[TASK STATEMENT] Leave out the pictures and copy everything else in the entries exactly.
** Begin INPUT DATA **
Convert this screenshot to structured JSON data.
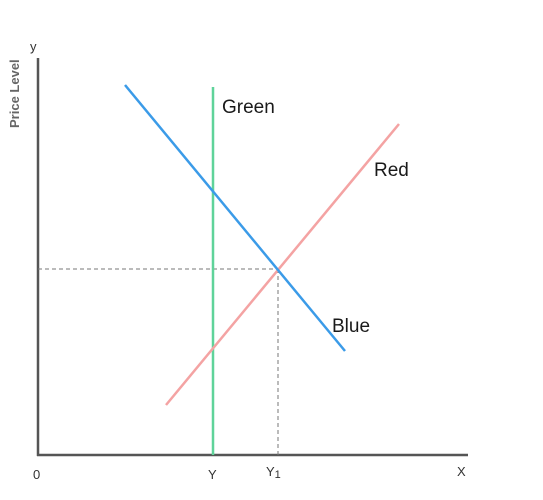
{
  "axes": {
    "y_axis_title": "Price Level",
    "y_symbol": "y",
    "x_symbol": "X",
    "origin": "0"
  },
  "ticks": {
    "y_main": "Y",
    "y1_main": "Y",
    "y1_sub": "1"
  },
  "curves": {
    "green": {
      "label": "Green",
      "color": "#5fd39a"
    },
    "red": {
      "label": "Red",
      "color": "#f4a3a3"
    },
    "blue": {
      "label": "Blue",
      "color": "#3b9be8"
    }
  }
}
** End INPUT DATA **
[ANSWER IN FULL]
Convert this screenshot to structured JSON data.
{
  "axes": {
    "y_axis_title": "Price Level",
    "y_symbol": "y",
    "x_symbol": "X",
    "origin": "0"
  },
  "ticks": {
    "y_main": "Y",
    "y1_main": "Y",
    "y1_sub": "1"
  },
  "curves": {
    "green": {
      "label": "Green",
      "color": "#5fd39a"
    },
    "red": {
      "label": "Red",
      "color": "#f4a3a3"
    },
    "blue": {
      "label": "Blue",
      "color": "#3b9be8"
    }
  }
}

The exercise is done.